(Dataset rows about figures)
## BEGIN

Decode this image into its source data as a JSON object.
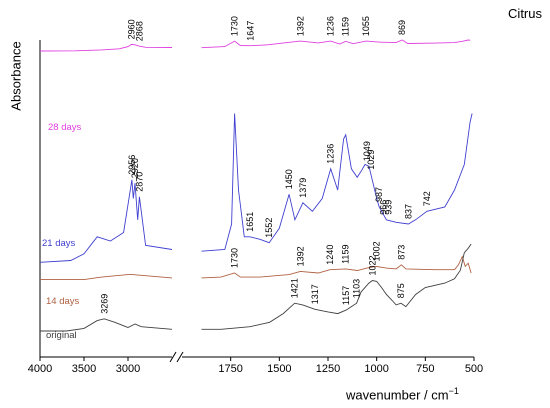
{
  "chart_data": {
    "type": "line",
    "title": "Citrus",
    "xlabel": "wavenumber / cm",
    "xlabel_sup": "−1",
    "ylabel": "Absorbance",
    "x_segments": [
      {
        "xlim": [
          4000,
          2500
        ],
        "ticks": [
          4000,
          3500,
          3000
        ]
      },
      {
        "xlim": [
          2000,
          500
        ],
        "ticks": [
          1750,
          1500,
          1250,
          1000,
          750,
          500
        ]
      }
    ],
    "axis_break": true,
    "grid": false,
    "series": [
      {
        "name": "28 days",
        "color": "#e040e0",
        "points": [
          [
            4000,
            0.5
          ],
          [
            3600,
            0.49
          ],
          [
            3300,
            0.45
          ],
          [
            3100,
            0.4
          ],
          [
            3000,
            0.3
          ],
          [
            2960,
            0.2
          ],
          [
            2920,
            0.22
          ],
          [
            2868,
            0.28
          ],
          [
            2800,
            0.33
          ],
          [
            2500,
            0.34
          ],
          [
            1900,
            0.35
          ],
          [
            1780,
            0.3
          ],
          [
            1730,
            0.05
          ],
          [
            1700,
            0.25
          ],
          [
            1647,
            0.26
          ],
          [
            1560,
            0.22
          ],
          [
            1460,
            0.12
          ],
          [
            1392,
            0.05
          ],
          [
            1300,
            0.13
          ],
          [
            1236,
            0.05
          ],
          [
            1190,
            0.18
          ],
          [
            1159,
            0.06
          ],
          [
            1120,
            0.17
          ],
          [
            1055,
            0.05
          ],
          [
            980,
            0.1
          ],
          [
            900,
            0.12
          ],
          [
            869,
            0.0
          ],
          [
            840,
            0.16
          ],
          [
            700,
            0.14
          ],
          [
            600,
            0.12
          ],
          [
            560,
            0.06
          ],
          [
            530,
            0.0
          ],
          [
            520,
            0.01
          ]
        ],
        "annotations": [
          {
            "x": 2960,
            "label": "2960"
          },
          {
            "x": 2868,
            "label": "2868"
          },
          {
            "x": 1730,
            "label": "1730"
          },
          {
            "x": 1647,
            "label": "1647"
          },
          {
            "x": 1392,
            "label": "1392"
          },
          {
            "x": 1236,
            "label": "1236"
          },
          {
            "x": 1159,
            "label": "1159"
          },
          {
            "x": 1055,
            "label": "1055"
          },
          {
            "x": 869,
            "label": "869"
          }
        ]
      },
      {
        "name": "21 days",
        "color": "#4040d0",
        "points": [
          [
            4000,
            2.05
          ],
          [
            3650,
            2.03
          ],
          [
            3500,
            1.95
          ],
          [
            3350,
            1.75
          ],
          [
            3200,
            1.8
          ],
          [
            3050,
            1.7
          ],
          [
            2956,
            1.08
          ],
          [
            2940,
            1.3
          ],
          [
            2920,
            1.12
          ],
          [
            2890,
            1.55
          ],
          [
            2870,
            1.28
          ],
          [
            2800,
            1.85
          ],
          [
            2500,
            1.9
          ],
          [
            1900,
            1.92
          ],
          [
            1780,
            1.9
          ],
          [
            1745,
            1.6
          ],
          [
            1730,
            0.3
          ],
          [
            1710,
            1.2
          ],
          [
            1680,
            1.75
          ],
          [
            1651,
            1.75
          ],
          [
            1600,
            1.78
          ],
          [
            1552,
            1.82
          ],
          [
            1500,
            1.65
          ],
          [
            1450,
            1.25
          ],
          [
            1420,
            1.55
          ],
          [
            1379,
            1.35
          ],
          [
            1330,
            1.45
          ],
          [
            1280,
            1.3
          ],
          [
            1236,
            0.95
          ],
          [
            1200,
            1.2
          ],
          [
            1170,
            0.6
          ],
          [
            1159,
            0.55
          ],
          [
            1130,
            0.95
          ],
          [
            1100,
            1.05
          ],
          [
            1080,
            0.98
          ],
          [
            1060,
            0.9
          ],
          [
            1040,
            0.92
          ],
          [
            1029,
            1.02
          ],
          [
            1000,
            1.3
          ],
          [
            987,
            1.4
          ],
          [
            950,
            1.55
          ],
          [
            900,
            1.58
          ],
          [
            837,
            1.6
          ],
          [
            800,
            1.55
          ],
          [
            742,
            1.45
          ],
          [
            650,
            1.4
          ],
          [
            600,
            1.2
          ],
          [
            550,
            0.9
          ],
          [
            520,
            0.4
          ],
          [
            510,
            0.3
          ]
        ],
        "annotations": [
          {
            "x": 2956,
            "label": "2956"
          },
          {
            "x": 2920,
            "label": "2920"
          },
          {
            "x": 2870,
            "label": "2870"
          },
          {
            "x": 1651,
            "label": "1651"
          },
          {
            "x": 1552,
            "label": "1552"
          },
          {
            "x": 1450,
            "label": "1450"
          },
          {
            "x": 1379,
            "label": "1379"
          },
          {
            "x": 1236,
            "label": "1236"
          },
          {
            "x": 1049,
            "label": "1049"
          },
          {
            "x": 939,
            "label": "939"
          },
          {
            "x": 966,
            "label": "966"
          },
          {
            "x": 1029,
            "label": "1029"
          },
          {
            "x": 987,
            "label": "987"
          },
          {
            "x": 837,
            "label": "837"
          },
          {
            "x": 742,
            "label": "742"
          }
        ]
      },
      {
        "name": "14 days",
        "color": "#b06040",
        "points": [
          [
            4000,
            2.58
          ],
          [
            3500,
            2.58
          ],
          [
            3300,
            2.55
          ],
          [
            3000,
            2.52
          ],
          [
            2950,
            2.52
          ],
          [
            2500,
            2.56
          ],
          [
            1900,
            2.56
          ],
          [
            1800,
            2.55
          ],
          [
            1730,
            2.5
          ],
          [
            1700,
            2.55
          ],
          [
            1600,
            2.55
          ],
          [
            1450,
            2.52
          ],
          [
            1392,
            2.48
          ],
          [
            1300,
            2.5
          ],
          [
            1240,
            2.46
          ],
          [
            1159,
            2.45
          ],
          [
            1100,
            2.47
          ],
          [
            1050,
            2.44
          ],
          [
            1002,
            2.42
          ],
          [
            950,
            2.44
          ],
          [
            900,
            2.45
          ],
          [
            873,
            2.4
          ],
          [
            850,
            2.45
          ],
          [
            700,
            2.46
          ],
          [
            600,
            2.46
          ],
          [
            580,
            2.4
          ],
          [
            560,
            2.3
          ],
          [
            545,
            2.42
          ],
          [
            530,
            2.38
          ],
          [
            515,
            2.5
          ]
        ],
        "annotations": [
          {
            "x": 1730,
            "label": "1730"
          },
          {
            "x": 1392,
            "label": "1392"
          },
          {
            "x": 1240,
            "label": "1240"
          },
          {
            "x": 1159,
            "label": "1159"
          },
          {
            "x": 1002,
            "label": "1002"
          },
          {
            "x": 873,
            "label": "873"
          }
        ]
      },
      {
        "name": "original",
        "color": "#404040",
        "points": [
          [
            4000,
            3.0
          ],
          [
            3700,
            3.0
          ],
          [
            3500,
            2.97
          ],
          [
            3350,
            2.88
          ],
          [
            3269,
            2.86
          ],
          [
            3150,
            2.9
          ],
          [
            3000,
            2.96
          ],
          [
            2920,
            2.92
          ],
          [
            2850,
            2.95
          ],
          [
            2500,
            2.98
          ],
          [
            1900,
            2.98
          ],
          [
            1800,
            2.98
          ],
          [
            1750,
            2.97
          ],
          [
            1650,
            2.95
          ],
          [
            1550,
            2.9
          ],
          [
            1480,
            2.8
          ],
          [
            1421,
            2.68
          ],
          [
            1380,
            2.7
          ],
          [
            1317,
            2.75
          ],
          [
            1250,
            2.78
          ],
          [
            1200,
            2.8
          ],
          [
            1157,
            2.76
          ],
          [
            1130,
            2.72
          ],
          [
            1103,
            2.68
          ],
          [
            1080,
            2.55
          ],
          [
            1040,
            2.45
          ],
          [
            1022,
            2.42
          ],
          [
            1000,
            2.43
          ],
          [
            975,
            2.5
          ],
          [
            950,
            2.58
          ],
          [
            920,
            2.65
          ],
          [
            900,
            2.7
          ],
          [
            875,
            2.68
          ],
          [
            850,
            2.72
          ],
          [
            800,
            2.58
          ],
          [
            750,
            2.5
          ],
          [
            650,
            2.45
          ],
          [
            600,
            2.4
          ],
          [
            570,
            2.3
          ],
          [
            550,
            2.1
          ],
          [
            530,
            2.05
          ],
          [
            515,
            2.0
          ]
        ],
        "annotations": [
          {
            "x": 3269,
            "label": "3269"
          },
          {
            "x": 1421,
            "label": "1421"
          },
          {
            "x": 1317,
            "label": "1317"
          },
          {
            "x": 1157,
            "label": "1157"
          },
          {
            "x": 1103,
            "label": "1103"
          },
          {
            "x": 1022,
            "label": "1022"
          },
          {
            "x": 875,
            "label": "875"
          }
        ]
      }
    ]
  }
}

## END

● **What the task asks**
Copy every line of the listing where the word "name" appears.

● **Solution**
        "name": "28 days",
        "name": "21 days",
        "name": "14 days",
        "name": "original",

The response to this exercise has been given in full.